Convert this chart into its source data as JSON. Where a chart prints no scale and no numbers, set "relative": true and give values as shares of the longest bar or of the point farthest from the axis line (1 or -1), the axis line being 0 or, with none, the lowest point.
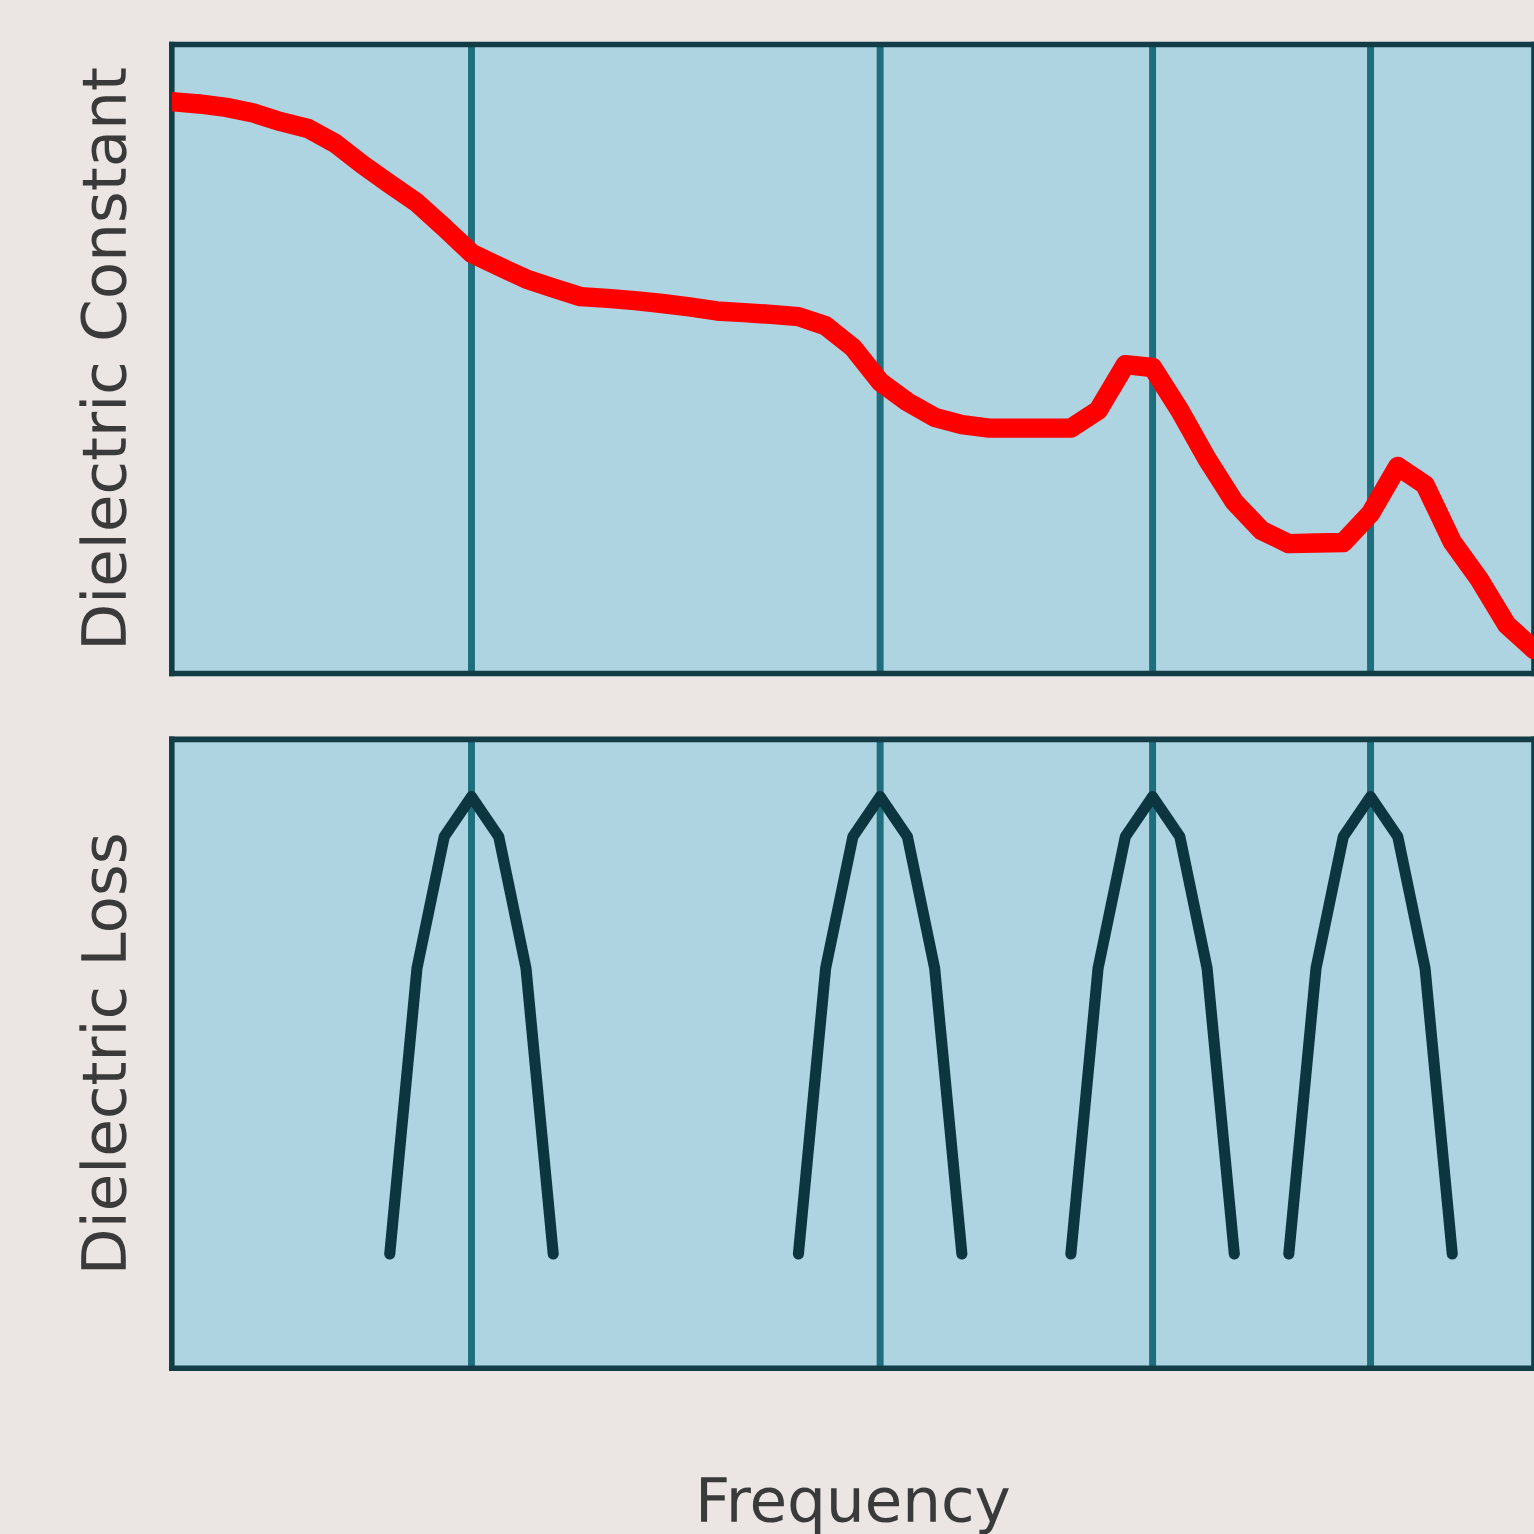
{
  "chart_data": [
    {
      "type": "line",
      "relative": true,
      "ylabel": "Dielectric Constant",
      "categories": [
        null,
        null,
        null,
        null,
        null,
        null,
        null,
        null,
        null,
        null,
        null,
        null,
        null,
        null,
        null,
        null,
        null,
        null,
        null,
        null,
        null,
        null,
        null,
        null,
        null,
        null,
        null,
        null,
        null,
        null,
        null,
        null,
        null,
        null,
        null,
        null,
        null,
        null,
        null,
        null,
        null,
        null,
        null,
        null,
        null,
        null,
        null,
        null,
        null,
        null,
        null
      ],
      "series": [
        {
          "color": "#ff0000",
          "values": [
            1.0,
            0.996,
            0.99,
            0.98,
            0.965,
            0.953,
            0.927,
            0.89,
            0.856,
            0.823,
            0.78,
            0.735,
            0.712,
            0.69,
            0.674,
            0.659,
            0.656,
            0.652,
            0.647,
            0.641,
            0.634,
            0.631,
            0.628,
            0.624,
            0.608,
            0.57,
            0.51,
            0.475,
            0.448,
            0.435,
            0.429,
            0.429,
            0.429,
            0.429,
            0.46,
            0.54,
            0.535,
            0.46,
            0.375,
            0.3,
            0.25,
            0.227,
            0.228,
            0.229,
            0.28,
            0.362,
            0.33,
            0.23,
            0.164,
            0.085,
            0.042
          ]
        }
      ],
      "grid": "x"
    },
    {
      "type": "line",
      "relative": true,
      "ylabel": "Dielectric Loss",
      "xlabel": "Frequency",
      "categories": [
        null,
        null,
        null,
        null,
        null,
        null,
        null,
        null,
        null,
        null,
        null,
        null,
        null,
        null,
        null,
        null,
        null,
        null,
        null,
        null,
        null,
        null,
        null,
        null,
        null,
        null,
        null,
        null,
        null,
        null,
        null,
        null,
        null,
        null,
        null,
        null,
        null,
        null,
        null,
        null,
        null,
        null,
        null,
        null,
        null,
        null,
        null,
        null,
        null,
        null,
        null
      ],
      "series": [
        {
          "color": "#0d3540",
          "values": [
            null,
            null,
            null,
            null,
            null,
            null,
            null,
            null,
            0.2,
            0.7,
            0.93,
            1,
            0.93,
            0.7,
            0.2,
            null,
            null,
            null,
            null,
            null,
            null,
            null,
            null,
            0.2,
            0.7,
            0.93,
            1,
            0.93,
            0.7,
            0.2,
            null,
            null,
            null,
            0.2,
            0.7,
            0.93,
            1,
            0.93,
            0.7,
            0.2,
            null,
            0.2,
            0.7,
            0.93,
            1,
            0.93,
            0.7,
            0.2,
            null,
            null,
            null
          ]
        }
      ],
      "grid": "x"
    }
  ]
}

• _What is asked_:
Return to the listing above and set it down exactly, leaving out its pictures.

• _Output for this task_:
Convert this chart into its source data as JSON. Where a chart prints no scale and no numbers, set "relative": true and give values as shares of the longest bar or of the point farthest from the axis line (1 or -1), the axis line being 0 or, with none, the lowest point.
{
  "chart_data": [
    {
      "type": "line",
      "relative": true,
      "ylabel": "Dielectric Constant",
      "categories": [
        null,
        null,
        null,
        null,
        null,
        null,
        null,
        null,
        null,
        null,
        null,
        null,
        null,
        null,
        null,
        null,
        null,
        null,
        null,
        null,
        null,
        null,
        null,
        null,
        null,
        null,
        null,
        null,
        null,
        null,
        null,
        null,
        null,
        null,
        null,
        null,
        null,
        null,
        null,
        null,
        null,
        null,
        null,
        null,
        null,
        null,
        null,
        null,
        null,
        null,
        null
      ],
      "series": [
        {
          "color": "#ff0000",
          "values": [
            1.0,
            0.996,
            0.99,
            0.98,
            0.965,
            0.953,
            0.927,
            0.89,
            0.856,
            0.823,
            0.78,
            0.735,
            0.712,
            0.69,
            0.674,
            0.659,
            0.656,
            0.652,
            0.647,
            0.641,
            0.634,
            0.631,
            0.628,
            0.624,
            0.608,
            0.57,
            0.51,
            0.475,
            0.448,
            0.435,
            0.429,
            0.429,
            0.429,
            0.429,
            0.46,
            0.54,
            0.535,
            0.46,
            0.375,
            0.3,
            0.25,
            0.227,
            0.228,
            0.229,
            0.28,
            0.362,
            0.33,
            0.23,
            0.164,
            0.085,
            0.042
          ]
        }
      ],
      "grid": "x"
    },
    {
      "type": "line",
      "relative": true,
      "ylabel": "Dielectric Loss",
      "xlabel": "Frequency",
      "categories": [
        null,
        null,
        null,
        null,
        null,
        null,
        null,
        null,
        null,
        null,
        null,
        null,
        null,
        null,
        null,
        null,
        null,
        null,
        null,
        null,
        null,
        null,
        null,
        null,
        null,
        null,
        null,
        null,
        null,
        null,
        null,
        null,
        null,
        null,
        null,
        null,
        null,
        null,
        null,
        null,
        null,
        null,
        null,
        null,
        null,
        null,
        null,
        null,
        null,
        null,
        null
      ],
      "series": [
        {
          "color": "#0d3540",
          "values": [
            null,
            null,
            null,
            null,
            null,
            null,
            null,
            null,
            0.2,
            0.7,
            0.93,
            1,
            0.93,
            0.7,
            0.2,
            null,
            null,
            null,
            null,
            null,
            null,
            null,
            null,
            0.2,
            0.7,
            0.93,
            1,
            0.93,
            0.7,
            0.2,
            null,
            null,
            null,
            0.2,
            0.7,
            0.93,
            1,
            0.93,
            0.7,
            0.2,
            null,
            0.2,
            0.7,
            0.93,
            1,
            0.93,
            0.7,
            0.2,
            null,
            null,
            null
          ]
        }
      ],
      "grid": "x"
    }
  ]
}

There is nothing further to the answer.